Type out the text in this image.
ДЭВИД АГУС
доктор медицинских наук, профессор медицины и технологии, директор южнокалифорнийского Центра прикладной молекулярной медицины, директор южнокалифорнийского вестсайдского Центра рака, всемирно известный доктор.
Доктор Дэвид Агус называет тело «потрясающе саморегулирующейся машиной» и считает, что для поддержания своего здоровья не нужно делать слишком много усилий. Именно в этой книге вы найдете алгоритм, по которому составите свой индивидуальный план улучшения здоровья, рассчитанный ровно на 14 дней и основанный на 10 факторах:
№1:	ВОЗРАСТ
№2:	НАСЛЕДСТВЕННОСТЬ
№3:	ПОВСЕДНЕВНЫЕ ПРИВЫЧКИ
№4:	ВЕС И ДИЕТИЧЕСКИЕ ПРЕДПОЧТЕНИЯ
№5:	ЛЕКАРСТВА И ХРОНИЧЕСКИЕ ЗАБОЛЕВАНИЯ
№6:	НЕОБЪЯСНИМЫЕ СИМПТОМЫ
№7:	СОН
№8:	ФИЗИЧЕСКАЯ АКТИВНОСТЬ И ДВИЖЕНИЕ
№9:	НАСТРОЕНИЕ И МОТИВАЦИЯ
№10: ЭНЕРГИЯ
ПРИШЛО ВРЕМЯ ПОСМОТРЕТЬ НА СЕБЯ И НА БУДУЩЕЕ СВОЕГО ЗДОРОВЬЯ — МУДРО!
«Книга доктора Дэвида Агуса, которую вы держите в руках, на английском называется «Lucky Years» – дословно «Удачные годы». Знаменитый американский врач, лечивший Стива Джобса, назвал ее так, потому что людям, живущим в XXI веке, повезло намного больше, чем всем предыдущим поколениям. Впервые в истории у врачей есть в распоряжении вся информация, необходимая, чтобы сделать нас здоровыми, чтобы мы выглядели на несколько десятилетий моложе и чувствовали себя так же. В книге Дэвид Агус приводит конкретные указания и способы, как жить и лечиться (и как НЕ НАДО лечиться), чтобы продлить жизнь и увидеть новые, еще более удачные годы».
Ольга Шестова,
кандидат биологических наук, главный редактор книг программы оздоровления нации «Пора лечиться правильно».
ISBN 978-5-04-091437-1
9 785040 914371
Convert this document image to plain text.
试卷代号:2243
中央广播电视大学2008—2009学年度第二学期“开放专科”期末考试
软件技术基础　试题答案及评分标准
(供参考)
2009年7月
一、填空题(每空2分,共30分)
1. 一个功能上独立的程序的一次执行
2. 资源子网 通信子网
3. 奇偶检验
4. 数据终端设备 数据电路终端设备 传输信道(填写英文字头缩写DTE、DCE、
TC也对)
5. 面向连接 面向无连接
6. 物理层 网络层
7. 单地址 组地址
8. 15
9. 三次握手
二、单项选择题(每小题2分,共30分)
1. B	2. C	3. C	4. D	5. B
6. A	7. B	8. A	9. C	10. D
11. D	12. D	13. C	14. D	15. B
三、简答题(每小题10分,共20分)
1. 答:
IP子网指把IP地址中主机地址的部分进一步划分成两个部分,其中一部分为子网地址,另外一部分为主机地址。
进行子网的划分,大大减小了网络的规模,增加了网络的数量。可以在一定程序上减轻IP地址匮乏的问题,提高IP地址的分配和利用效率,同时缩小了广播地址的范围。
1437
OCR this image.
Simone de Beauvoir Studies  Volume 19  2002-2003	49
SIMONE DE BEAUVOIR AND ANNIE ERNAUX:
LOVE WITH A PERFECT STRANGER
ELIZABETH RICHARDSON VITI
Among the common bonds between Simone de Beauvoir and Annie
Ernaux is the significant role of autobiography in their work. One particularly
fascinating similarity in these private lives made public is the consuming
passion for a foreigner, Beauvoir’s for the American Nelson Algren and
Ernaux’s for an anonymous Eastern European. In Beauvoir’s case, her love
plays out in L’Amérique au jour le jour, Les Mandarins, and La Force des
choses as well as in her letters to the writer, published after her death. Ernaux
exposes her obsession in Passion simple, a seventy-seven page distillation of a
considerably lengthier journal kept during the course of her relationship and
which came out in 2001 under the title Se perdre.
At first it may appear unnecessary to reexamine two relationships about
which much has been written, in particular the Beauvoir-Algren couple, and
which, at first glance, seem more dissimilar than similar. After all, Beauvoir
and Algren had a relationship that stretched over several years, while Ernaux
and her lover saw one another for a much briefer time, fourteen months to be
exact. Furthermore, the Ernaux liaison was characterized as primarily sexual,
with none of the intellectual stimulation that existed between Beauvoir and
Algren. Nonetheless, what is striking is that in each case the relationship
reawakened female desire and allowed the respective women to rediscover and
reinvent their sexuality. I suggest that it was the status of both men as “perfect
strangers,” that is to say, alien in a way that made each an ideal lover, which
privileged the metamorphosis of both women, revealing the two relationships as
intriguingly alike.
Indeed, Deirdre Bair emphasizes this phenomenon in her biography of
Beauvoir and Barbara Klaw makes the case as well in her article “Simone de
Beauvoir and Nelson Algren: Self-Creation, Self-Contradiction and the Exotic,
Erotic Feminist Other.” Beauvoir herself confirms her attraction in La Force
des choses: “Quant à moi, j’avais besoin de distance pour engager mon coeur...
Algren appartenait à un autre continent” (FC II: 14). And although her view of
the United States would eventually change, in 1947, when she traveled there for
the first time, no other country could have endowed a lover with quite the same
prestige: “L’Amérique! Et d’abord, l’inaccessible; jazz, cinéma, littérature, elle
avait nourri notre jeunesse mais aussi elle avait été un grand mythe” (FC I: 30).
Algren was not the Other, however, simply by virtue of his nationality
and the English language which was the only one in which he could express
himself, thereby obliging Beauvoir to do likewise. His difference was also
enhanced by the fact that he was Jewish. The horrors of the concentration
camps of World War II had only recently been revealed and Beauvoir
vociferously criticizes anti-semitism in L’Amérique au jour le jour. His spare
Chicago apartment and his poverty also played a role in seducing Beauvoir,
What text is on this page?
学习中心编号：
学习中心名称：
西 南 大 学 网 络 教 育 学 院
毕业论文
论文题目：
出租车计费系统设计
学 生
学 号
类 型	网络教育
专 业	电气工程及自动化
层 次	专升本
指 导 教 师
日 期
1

EXERCISE
Go through the material and copy out every line with "that" in it.

ANSWER
and Algren had a relationship that stretched over several years, while Ernaux
with none of the intellectual stimulation that existed between Beauvoir and
Algren. Nonetheless, what is striking is that in each case the relationship
reinvent their sexuality. I suggest that it was the status of both men as “perfect
strangers,” that is to say, alien in a way that made each an ideal lover, which
enhanced by the fact that he was Jewish. The horrors of the concentration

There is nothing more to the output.